● **Directive**: Check each line of the data below for the word "فلسطين", then extract the ones that have it.

● **Given records**:
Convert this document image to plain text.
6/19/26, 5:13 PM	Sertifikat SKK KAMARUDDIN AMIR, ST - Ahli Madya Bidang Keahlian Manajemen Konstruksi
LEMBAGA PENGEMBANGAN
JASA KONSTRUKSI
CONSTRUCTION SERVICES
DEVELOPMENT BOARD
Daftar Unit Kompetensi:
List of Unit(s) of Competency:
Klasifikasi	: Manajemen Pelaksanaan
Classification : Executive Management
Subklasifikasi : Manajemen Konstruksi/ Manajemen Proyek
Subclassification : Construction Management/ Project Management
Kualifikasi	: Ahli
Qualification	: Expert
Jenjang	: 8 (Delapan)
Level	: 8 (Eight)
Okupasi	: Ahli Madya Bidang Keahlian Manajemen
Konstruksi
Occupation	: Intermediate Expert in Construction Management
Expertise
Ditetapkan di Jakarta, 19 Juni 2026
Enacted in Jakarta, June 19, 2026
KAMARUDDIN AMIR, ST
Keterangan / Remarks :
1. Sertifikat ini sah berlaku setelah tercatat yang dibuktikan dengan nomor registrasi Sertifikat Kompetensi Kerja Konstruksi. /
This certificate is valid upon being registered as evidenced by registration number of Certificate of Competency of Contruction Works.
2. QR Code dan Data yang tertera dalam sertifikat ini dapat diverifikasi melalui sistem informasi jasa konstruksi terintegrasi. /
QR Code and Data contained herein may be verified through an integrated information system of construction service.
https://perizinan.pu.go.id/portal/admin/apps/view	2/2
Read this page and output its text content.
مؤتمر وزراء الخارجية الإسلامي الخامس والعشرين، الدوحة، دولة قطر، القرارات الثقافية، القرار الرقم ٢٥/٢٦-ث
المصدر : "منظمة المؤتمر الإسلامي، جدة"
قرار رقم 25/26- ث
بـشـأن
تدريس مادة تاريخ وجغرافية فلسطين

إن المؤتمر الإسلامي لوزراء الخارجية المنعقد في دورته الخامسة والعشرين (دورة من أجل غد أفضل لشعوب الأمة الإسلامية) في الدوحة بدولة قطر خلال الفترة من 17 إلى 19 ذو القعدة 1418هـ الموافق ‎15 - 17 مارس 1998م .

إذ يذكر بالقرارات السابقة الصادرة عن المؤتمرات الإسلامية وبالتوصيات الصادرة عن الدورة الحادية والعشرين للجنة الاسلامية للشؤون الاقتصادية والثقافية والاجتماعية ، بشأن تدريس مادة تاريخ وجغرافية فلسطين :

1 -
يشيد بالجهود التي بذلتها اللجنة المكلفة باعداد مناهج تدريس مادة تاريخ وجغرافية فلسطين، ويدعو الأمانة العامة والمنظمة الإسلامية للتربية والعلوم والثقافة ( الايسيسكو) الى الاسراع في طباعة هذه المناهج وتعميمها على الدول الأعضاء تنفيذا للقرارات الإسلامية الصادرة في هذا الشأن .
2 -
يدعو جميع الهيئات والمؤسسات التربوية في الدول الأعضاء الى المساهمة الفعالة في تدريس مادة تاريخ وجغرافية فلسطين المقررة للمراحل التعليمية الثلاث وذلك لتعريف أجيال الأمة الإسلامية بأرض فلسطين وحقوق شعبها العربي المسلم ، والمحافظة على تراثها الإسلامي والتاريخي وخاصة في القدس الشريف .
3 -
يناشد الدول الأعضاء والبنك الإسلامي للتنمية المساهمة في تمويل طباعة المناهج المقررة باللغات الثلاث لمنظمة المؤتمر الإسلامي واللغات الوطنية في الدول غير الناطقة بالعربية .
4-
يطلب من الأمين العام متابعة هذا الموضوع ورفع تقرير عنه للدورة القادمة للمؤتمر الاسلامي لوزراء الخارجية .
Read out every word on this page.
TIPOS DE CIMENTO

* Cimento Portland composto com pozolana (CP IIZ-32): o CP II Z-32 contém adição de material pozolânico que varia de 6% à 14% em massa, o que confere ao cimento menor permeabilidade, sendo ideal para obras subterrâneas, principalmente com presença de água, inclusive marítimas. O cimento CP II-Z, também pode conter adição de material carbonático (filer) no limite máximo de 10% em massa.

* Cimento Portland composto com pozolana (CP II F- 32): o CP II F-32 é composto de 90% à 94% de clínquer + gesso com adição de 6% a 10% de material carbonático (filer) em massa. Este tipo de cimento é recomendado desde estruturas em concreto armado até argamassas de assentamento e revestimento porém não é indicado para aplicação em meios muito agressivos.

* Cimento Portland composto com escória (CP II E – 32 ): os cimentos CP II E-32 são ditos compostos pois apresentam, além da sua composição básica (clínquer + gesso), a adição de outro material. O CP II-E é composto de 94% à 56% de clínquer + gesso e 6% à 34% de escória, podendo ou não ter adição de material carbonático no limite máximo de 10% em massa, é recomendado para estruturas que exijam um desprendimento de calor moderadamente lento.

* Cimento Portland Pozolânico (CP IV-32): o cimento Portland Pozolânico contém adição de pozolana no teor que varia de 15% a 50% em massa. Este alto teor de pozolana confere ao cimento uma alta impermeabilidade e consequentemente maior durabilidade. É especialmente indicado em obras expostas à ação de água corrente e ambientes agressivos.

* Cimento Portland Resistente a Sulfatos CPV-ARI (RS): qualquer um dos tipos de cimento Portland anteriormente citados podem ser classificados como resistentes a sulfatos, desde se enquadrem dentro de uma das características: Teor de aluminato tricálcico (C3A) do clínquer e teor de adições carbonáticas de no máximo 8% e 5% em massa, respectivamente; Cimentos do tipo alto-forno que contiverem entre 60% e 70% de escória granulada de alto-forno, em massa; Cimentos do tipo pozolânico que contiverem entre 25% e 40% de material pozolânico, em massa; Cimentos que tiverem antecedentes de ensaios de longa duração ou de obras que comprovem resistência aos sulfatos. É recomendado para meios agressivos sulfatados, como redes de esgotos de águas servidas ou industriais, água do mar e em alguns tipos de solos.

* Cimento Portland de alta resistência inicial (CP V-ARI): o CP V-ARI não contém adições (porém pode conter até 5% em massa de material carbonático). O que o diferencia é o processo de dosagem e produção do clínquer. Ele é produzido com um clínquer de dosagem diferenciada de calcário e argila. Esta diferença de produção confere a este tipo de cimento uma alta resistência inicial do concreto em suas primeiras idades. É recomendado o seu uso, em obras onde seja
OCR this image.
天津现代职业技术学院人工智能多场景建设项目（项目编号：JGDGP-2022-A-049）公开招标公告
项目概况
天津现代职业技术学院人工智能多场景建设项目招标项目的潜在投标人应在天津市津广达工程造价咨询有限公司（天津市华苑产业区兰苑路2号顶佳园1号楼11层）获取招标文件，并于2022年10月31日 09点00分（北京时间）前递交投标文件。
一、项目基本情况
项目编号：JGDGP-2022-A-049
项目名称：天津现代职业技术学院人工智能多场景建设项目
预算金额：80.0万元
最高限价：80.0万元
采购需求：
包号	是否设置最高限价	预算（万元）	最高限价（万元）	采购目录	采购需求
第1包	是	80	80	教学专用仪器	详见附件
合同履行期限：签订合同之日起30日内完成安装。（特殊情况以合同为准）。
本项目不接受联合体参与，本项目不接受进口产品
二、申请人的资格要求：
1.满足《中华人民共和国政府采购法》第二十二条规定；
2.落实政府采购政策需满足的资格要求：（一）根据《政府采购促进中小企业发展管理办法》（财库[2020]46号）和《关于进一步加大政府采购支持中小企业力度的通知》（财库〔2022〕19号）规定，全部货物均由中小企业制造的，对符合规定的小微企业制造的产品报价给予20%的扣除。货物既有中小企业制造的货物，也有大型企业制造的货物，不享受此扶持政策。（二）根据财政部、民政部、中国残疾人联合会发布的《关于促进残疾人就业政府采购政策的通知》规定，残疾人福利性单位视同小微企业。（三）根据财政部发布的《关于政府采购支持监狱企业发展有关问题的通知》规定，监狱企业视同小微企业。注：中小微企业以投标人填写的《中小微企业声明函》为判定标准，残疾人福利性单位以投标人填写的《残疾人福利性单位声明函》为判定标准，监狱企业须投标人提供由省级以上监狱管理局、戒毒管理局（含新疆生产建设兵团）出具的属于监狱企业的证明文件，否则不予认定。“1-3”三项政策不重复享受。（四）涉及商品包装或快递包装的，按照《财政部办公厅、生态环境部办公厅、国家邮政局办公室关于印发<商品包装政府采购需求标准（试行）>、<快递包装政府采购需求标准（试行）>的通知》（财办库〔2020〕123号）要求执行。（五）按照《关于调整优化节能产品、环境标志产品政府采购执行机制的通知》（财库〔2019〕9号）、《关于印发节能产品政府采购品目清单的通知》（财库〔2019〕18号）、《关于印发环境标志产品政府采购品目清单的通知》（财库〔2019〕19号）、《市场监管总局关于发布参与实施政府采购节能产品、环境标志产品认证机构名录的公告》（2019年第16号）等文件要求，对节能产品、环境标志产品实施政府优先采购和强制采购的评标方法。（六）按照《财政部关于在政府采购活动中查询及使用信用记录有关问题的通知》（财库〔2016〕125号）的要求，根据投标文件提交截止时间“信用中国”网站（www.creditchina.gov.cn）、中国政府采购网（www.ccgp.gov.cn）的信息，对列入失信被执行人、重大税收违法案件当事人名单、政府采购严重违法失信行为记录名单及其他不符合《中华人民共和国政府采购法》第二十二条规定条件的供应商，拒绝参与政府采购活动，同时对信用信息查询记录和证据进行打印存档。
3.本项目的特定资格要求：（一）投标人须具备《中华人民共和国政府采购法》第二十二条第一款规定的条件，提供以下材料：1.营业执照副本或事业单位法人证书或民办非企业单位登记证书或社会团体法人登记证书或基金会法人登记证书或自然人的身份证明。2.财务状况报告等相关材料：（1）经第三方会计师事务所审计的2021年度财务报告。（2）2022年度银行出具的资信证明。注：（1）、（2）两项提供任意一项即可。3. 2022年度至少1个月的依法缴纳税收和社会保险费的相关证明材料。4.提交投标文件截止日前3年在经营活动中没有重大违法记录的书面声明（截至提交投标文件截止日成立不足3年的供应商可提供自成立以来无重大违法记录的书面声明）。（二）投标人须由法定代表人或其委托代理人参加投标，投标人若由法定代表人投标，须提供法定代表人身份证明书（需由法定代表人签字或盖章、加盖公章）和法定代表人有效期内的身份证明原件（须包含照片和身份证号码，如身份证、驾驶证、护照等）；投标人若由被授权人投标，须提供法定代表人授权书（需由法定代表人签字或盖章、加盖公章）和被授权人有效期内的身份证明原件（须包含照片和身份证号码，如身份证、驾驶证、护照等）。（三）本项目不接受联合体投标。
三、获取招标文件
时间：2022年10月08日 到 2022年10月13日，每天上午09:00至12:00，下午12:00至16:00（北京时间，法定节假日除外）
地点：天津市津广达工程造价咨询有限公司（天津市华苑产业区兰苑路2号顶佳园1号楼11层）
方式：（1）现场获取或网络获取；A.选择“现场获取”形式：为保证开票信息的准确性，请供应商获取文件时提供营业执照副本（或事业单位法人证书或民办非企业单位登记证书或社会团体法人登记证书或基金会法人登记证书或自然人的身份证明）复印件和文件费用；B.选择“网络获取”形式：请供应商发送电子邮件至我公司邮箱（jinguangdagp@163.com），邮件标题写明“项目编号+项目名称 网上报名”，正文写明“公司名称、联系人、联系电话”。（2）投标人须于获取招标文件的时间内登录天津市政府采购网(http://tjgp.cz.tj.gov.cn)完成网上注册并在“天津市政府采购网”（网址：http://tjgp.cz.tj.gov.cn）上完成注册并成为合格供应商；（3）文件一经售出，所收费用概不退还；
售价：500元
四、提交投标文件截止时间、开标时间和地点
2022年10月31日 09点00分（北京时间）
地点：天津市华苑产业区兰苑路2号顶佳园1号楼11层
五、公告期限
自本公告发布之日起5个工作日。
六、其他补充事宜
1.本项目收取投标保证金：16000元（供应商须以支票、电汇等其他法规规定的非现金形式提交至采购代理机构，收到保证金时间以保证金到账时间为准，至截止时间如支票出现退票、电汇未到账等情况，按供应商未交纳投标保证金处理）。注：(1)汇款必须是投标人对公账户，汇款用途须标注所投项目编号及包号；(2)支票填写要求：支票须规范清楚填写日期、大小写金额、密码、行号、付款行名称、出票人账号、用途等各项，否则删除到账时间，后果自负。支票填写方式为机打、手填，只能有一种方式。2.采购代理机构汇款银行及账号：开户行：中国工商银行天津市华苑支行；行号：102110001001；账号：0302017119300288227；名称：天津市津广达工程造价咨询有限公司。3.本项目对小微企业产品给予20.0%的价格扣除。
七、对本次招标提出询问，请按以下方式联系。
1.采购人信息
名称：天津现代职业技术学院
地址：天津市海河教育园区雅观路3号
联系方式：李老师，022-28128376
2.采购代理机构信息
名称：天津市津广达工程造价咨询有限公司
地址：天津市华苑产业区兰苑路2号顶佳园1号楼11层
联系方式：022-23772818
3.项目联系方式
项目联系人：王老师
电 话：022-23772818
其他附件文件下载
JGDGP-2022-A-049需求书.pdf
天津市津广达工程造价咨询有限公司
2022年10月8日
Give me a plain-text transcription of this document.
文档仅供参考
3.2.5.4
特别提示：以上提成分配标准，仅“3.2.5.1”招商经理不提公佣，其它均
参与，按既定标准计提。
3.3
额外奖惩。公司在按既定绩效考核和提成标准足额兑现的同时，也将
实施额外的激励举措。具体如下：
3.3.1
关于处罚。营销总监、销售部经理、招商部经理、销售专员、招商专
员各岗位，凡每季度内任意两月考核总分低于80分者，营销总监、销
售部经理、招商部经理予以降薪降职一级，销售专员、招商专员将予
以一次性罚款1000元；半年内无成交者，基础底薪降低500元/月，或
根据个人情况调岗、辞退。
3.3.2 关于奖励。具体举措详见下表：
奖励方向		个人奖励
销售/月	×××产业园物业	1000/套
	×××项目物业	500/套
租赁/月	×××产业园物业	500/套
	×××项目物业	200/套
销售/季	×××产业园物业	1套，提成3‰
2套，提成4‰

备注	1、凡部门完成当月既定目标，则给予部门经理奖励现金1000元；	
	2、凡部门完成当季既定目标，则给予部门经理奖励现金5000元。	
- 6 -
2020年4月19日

● **Written solution**:
تدريس مادة تاريخ وجغرافية فلسطين
إذ يذكر بالقرارات السابقة الصادرة عن المؤتمرات الإسلامية وبالتوصيات الصادرة عن الدورة الحادية والعشرين للجنة الاسلامية للشؤون الاقتصادية والثقافية والاجتماعية ، بشأن تدريس مادة تاريخ وجغرافية فلسطين :
يشيد بالجهود التي بذلتها اللجنة المكلفة باعداد مناهج تدريس مادة تاريخ وجغرافية فلسطين، ويدعو الأمانة العامة والمنظمة الإسلامية للتربية والعلوم والثقافة ( الايسيسكو) الى الاسراع في طباعة هذه المناهج وتعميمها على الدول الأعضاء تنفيذا للقرارات الإسلامية الصادرة في هذا الشأن .
يدعو جميع الهيئات والمؤسسات التربوية في الدول الأعضاء الى المساهمة الفعالة في تدريس مادة تاريخ وجغرافية فلسطين المقررة للمراحل التعليمية الثلاث وذلك لتعريف أجيال الأمة الإسلامية بأرض فلسطين وحقوق شعبها العربي المسلم ، والمحافظة على تراثها الإسلامي والتاريخي وخاصة في القدس الشريف .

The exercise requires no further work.